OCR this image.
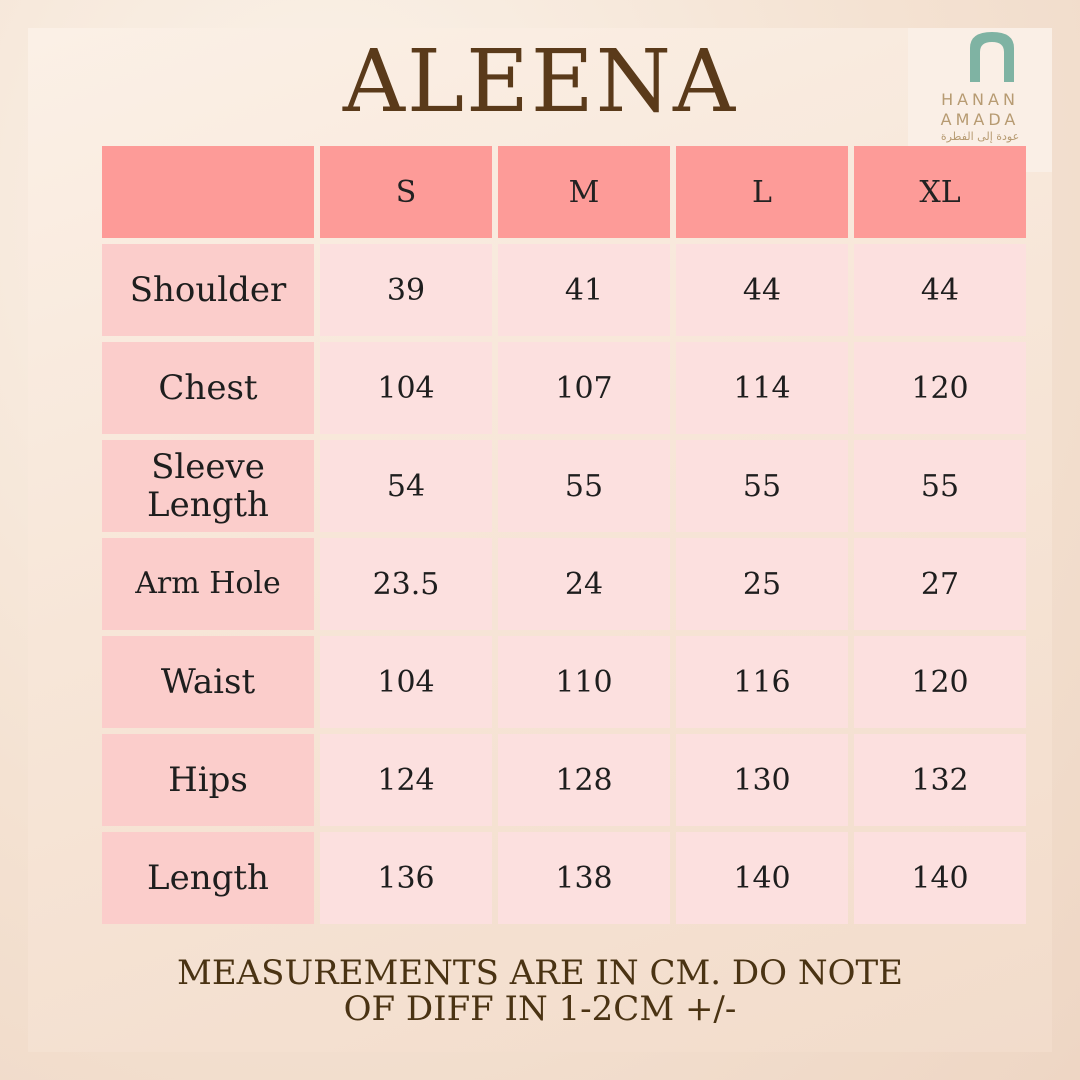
ALEENA	HANAN
AMADA
عودة إلى الفطرة
	S	M	L	XL
Shoulder	39	41	44	44
Chest	104	107	114	120
Sleeve Length	54	55	55	55
Arm Hole	23.5	24	25	27
Waist	104	110	116	120
Hips	124	128	130	132
Length	136	138	140	140
MEASUREMENTS ARE IN CM. DO NOTE
OF DIFF IN 1-2CM +/-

§

Determine how many lines of the entries above carry the string "Length", and give that number alone.

2